Instructions for the task
Scan the records for the string "determinierenden"; copy each line where it occurs.

Given entries
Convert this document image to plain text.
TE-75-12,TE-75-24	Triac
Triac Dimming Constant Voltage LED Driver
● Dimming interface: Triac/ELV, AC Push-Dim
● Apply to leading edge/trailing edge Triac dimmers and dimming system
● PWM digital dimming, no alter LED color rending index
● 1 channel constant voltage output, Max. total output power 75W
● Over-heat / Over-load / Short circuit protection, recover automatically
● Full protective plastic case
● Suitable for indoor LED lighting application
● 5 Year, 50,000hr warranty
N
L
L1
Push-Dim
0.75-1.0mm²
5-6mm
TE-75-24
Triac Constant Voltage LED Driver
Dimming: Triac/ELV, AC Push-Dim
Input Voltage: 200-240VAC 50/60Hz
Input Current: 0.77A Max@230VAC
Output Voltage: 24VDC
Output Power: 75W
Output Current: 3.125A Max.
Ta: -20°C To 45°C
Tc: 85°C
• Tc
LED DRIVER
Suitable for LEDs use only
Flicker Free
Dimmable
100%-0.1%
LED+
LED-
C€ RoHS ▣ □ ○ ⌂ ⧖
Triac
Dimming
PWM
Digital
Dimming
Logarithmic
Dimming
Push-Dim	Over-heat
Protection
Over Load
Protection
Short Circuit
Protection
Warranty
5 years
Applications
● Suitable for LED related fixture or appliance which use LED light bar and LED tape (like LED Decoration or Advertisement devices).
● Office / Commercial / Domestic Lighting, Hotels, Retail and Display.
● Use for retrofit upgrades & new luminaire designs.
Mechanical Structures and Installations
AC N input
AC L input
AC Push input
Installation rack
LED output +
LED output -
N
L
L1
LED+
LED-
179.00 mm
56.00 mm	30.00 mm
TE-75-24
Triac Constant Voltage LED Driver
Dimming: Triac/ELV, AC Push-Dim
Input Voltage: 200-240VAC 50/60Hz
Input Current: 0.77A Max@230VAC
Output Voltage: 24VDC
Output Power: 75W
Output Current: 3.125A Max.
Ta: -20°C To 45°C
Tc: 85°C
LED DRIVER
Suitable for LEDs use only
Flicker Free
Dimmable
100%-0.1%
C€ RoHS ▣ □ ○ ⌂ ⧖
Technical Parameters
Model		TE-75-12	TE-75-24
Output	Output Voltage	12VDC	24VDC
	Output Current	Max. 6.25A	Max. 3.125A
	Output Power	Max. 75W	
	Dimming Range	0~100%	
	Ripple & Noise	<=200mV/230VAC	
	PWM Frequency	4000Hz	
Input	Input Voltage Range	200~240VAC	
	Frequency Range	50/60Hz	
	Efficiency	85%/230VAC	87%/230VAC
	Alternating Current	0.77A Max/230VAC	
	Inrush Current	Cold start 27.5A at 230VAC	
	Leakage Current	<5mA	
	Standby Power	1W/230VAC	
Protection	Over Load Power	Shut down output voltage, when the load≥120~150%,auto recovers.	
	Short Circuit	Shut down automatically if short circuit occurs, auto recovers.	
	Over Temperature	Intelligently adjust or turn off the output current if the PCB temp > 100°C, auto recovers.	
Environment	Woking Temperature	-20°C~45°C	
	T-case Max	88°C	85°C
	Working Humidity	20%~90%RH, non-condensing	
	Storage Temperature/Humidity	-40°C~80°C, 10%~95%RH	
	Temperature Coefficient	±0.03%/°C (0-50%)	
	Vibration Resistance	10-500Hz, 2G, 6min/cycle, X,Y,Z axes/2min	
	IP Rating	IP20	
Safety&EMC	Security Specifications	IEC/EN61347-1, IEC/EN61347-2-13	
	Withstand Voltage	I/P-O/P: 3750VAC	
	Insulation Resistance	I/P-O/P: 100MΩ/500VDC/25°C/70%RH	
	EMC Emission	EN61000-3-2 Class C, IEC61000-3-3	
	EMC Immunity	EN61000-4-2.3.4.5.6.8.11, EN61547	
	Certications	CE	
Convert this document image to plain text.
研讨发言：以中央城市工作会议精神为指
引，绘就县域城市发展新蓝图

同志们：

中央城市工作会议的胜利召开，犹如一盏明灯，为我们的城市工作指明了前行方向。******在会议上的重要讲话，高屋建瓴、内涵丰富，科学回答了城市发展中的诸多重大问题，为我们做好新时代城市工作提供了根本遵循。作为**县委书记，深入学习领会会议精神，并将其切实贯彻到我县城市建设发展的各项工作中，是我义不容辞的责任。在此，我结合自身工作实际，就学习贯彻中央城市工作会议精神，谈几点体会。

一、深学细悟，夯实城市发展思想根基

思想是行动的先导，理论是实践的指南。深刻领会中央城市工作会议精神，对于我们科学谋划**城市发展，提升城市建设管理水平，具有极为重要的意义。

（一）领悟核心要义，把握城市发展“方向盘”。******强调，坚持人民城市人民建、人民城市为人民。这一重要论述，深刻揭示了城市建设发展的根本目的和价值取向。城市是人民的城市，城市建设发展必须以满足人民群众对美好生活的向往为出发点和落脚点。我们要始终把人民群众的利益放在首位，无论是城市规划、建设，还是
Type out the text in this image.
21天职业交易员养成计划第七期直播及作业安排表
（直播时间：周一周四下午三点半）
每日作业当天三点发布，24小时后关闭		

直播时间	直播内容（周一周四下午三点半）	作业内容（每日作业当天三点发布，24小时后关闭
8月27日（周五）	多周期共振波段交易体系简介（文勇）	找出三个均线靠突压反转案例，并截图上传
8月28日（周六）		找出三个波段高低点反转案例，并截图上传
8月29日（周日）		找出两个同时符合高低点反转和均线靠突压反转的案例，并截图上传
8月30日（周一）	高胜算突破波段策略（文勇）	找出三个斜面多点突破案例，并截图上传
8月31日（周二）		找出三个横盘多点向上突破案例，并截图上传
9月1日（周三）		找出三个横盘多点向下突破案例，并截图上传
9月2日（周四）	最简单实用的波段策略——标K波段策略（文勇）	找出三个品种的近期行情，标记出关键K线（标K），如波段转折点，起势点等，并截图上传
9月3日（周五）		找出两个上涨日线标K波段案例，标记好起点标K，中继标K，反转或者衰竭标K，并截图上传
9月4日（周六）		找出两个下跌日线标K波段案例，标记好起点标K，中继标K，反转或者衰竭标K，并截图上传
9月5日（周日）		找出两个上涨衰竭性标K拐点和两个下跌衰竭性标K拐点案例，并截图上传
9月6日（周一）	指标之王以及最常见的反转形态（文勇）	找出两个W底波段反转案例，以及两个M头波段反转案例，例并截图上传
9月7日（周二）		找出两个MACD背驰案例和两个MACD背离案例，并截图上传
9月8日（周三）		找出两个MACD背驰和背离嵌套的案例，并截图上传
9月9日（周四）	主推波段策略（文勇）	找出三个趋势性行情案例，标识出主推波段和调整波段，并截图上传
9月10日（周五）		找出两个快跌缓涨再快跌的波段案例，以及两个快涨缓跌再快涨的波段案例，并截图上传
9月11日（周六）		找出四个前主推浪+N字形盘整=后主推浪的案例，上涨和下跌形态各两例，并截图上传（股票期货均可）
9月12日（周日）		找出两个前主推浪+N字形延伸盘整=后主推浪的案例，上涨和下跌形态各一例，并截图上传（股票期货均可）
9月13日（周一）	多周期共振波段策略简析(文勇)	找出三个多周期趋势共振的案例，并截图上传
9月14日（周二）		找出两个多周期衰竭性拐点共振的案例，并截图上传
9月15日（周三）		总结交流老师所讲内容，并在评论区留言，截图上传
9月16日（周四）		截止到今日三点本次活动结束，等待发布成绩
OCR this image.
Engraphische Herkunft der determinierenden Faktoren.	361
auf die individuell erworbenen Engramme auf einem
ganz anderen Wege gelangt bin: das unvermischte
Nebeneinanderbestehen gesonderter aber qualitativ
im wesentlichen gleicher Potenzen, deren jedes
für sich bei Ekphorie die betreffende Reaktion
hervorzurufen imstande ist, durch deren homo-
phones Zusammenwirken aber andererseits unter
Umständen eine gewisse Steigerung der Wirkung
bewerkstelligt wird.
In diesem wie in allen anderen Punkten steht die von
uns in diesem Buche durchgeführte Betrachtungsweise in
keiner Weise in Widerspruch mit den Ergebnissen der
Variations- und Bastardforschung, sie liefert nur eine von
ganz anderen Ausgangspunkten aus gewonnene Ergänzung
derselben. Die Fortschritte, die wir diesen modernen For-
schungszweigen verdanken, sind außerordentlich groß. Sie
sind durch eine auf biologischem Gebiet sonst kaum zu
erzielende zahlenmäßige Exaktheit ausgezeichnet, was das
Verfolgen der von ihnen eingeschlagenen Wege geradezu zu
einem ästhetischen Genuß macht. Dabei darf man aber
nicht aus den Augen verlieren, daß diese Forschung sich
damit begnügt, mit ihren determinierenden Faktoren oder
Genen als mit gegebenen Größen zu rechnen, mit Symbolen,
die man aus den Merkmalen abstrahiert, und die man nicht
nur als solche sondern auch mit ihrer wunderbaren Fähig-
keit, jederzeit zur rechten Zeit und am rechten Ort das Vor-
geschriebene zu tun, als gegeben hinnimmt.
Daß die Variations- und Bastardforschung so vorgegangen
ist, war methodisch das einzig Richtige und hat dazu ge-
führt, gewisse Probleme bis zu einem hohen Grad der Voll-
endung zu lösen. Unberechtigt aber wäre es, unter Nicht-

Answer in full
Engraphische Herkunft der determinierenden Faktoren.	361
damit begnügt, mit ihren determinierenden Faktoren oder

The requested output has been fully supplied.